## Written instruction
Draw out every line with the word "this" from the listing below.

━━━━━━━━━━

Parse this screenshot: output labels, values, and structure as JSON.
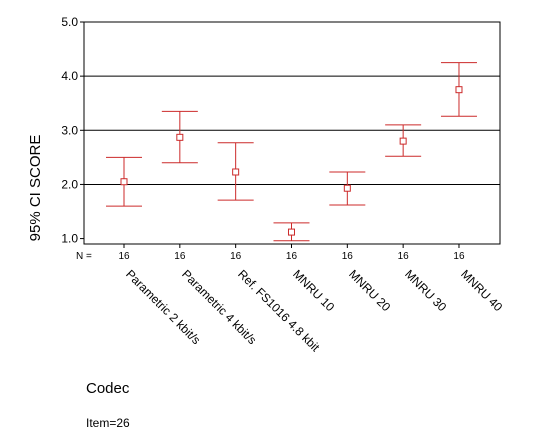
{
  "chart_data": {
    "type": "errorbar",
    "ylabel": "95% CI SCORE",
    "xlabel": "Codec",
    "ylim": [
      0.9,
      5.0
    ],
    "yticks": [
      "1.0",
      "2.0",
      "3.0",
      "4.0",
      "5.0"
    ],
    "gridlines": [
      2.0,
      3.0,
      4.0
    ],
    "n_label": "N =",
    "categories": [
      "Parametric 2 kbit/s",
      "Parametric 4 kbit/s",
      "Ref. FS1016 4.8 kbit",
      "MNRU 10",
      "MNRU 20",
      "MNRU 30",
      "MNRU 40"
    ],
    "n": [
      "16",
      "16",
      "16",
      "16",
      "16",
      "16",
      "16"
    ],
    "series": [
      {
        "mean": [
          2.05,
          2.87,
          2.23,
          1.12,
          1.93,
          2.8,
          3.75
        ],
        "lower": [
          1.6,
          2.4,
          1.71,
          0.96,
          1.62,
          2.52,
          3.26
        ],
        "upper": [
          2.5,
          3.35,
          2.77,
          1.29,
          2.23,
          3.1,
          4.25
        ]
      }
    ],
    "color": "#cc2a2a"
  },
  "footnote": "Item=26"
}
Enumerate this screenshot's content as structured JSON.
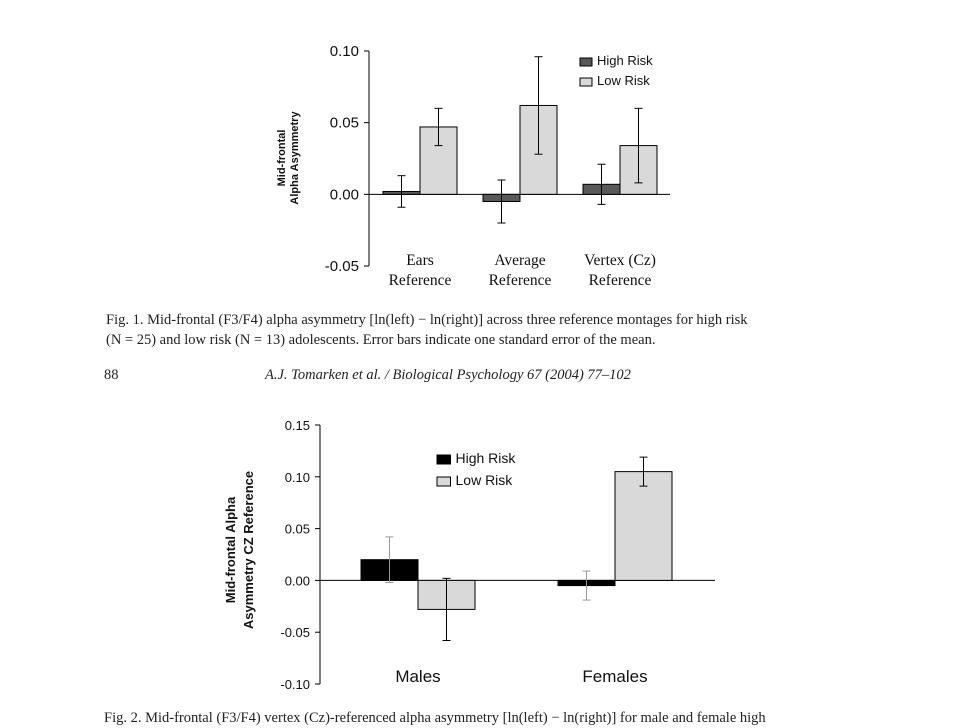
{
  "chart_data": [
    {
      "type": "bar",
      "ylabel_lines": [
        "Mid-frontal",
        "Alpha Asymmetry"
      ],
      "categories": [
        [
          "Ears",
          "Reference"
        ],
        [
          "Average",
          "Reference"
        ],
        [
          "Vertex (Cz)",
          "Reference"
        ]
      ],
      "series": [
        {
          "name": "High Risk",
          "color": "#595959",
          "values": [
            0.002,
            -0.005,
            0.007
          ],
          "errors": [
            0.011,
            0.015,
            0.014
          ]
        },
        {
          "name": "Low Risk",
          "color": "#d9d9d9",
          "values": [
            0.047,
            0.062,
            0.034
          ],
          "errors": [
            0.013,
            0.034,
            0.026
          ]
        }
      ],
      "ylim": [
        -0.05,
        0.1
      ],
      "yticks": [
        "0.10",
        "0.05",
        "0.00",
        "-0.05"
      ],
      "ytick_values": [
        0.1,
        0.05,
        0.0,
        -0.05
      ],
      "legend_position": "top-right",
      "grid": false
    },
    {
      "type": "bar",
      "ylabel_lines": [
        "Mid-frontal Alpha",
        "Asymmetry CZ Reference"
      ],
      "categories": [
        "Males",
        "Females"
      ],
      "series": [
        {
          "name": "High Risk",
          "color": "#000000",
          "values": [
            0.02,
            -0.005
          ],
          "errors": [
            0.022,
            0.014
          ]
        },
        {
          "name": "Low Risk",
          "color": "#d9d9d9",
          "values": [
            -0.028,
            0.105
          ],
          "errors": [
            0.03,
            0.014
          ]
        }
      ],
      "ylim": [
        -0.1,
        0.15
      ],
      "yticks": [
        "0.15",
        "0.10",
        "0.05",
        "0.00",
        "-0.05",
        "-0.10"
      ],
      "ytick_values": [
        0.15,
        0.1,
        0.05,
        0.0,
        -0.05,
        -0.1
      ],
      "legend_position": "top-center",
      "grid": false
    }
  ],
  "captions": {
    "fig1_line1": "Fig. 1. Mid-frontal (F3/F4) alpha asymmetry [ln(left) − ln(right)] across three reference montages for high risk",
    "fig1_line2": "(N = 25) and low risk (N = 13) adolescents. Error bars indicate one standard error of the mean.",
    "page_number": "88",
    "running_head": "A.J. Tomarken et al. / Biological Psychology 67 (2004) 77–102",
    "fig2_line1": "Fig. 2. Mid-frontal (F3/F4) vertex (Cz)-referenced alpha asymmetry [ln(left) − ln(right)] for male and female high"
  }
}
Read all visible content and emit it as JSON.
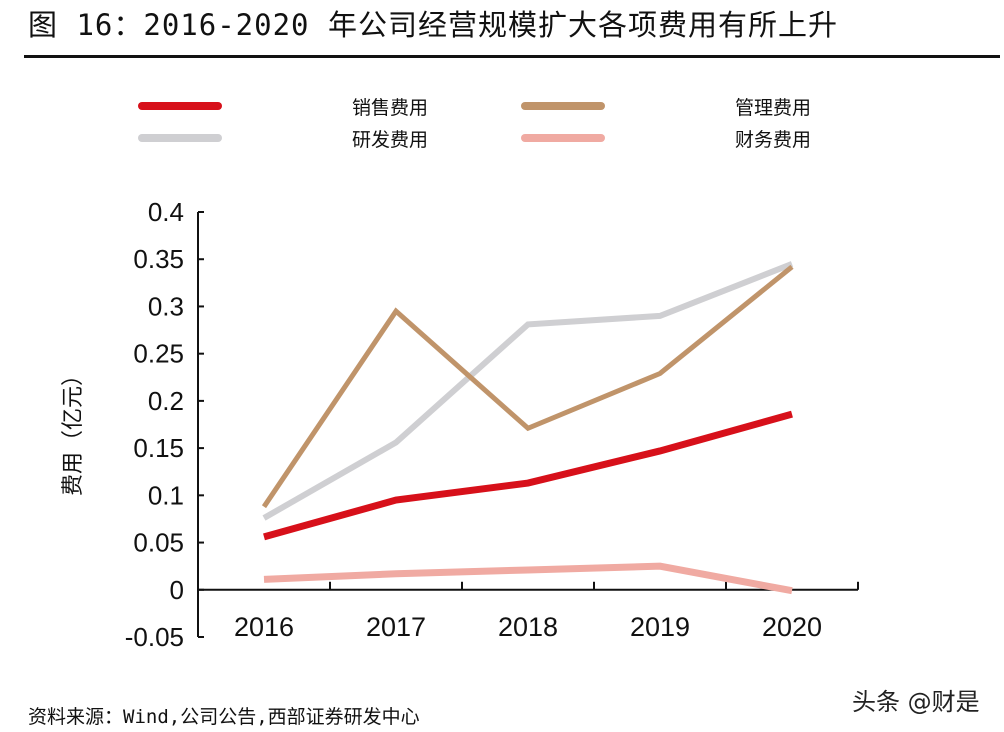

━━━━━━━━━━

## Response
Parse this screenshot: output labels, values, and structure as JSON.
Enumerate this screenshot's content as structured JSON.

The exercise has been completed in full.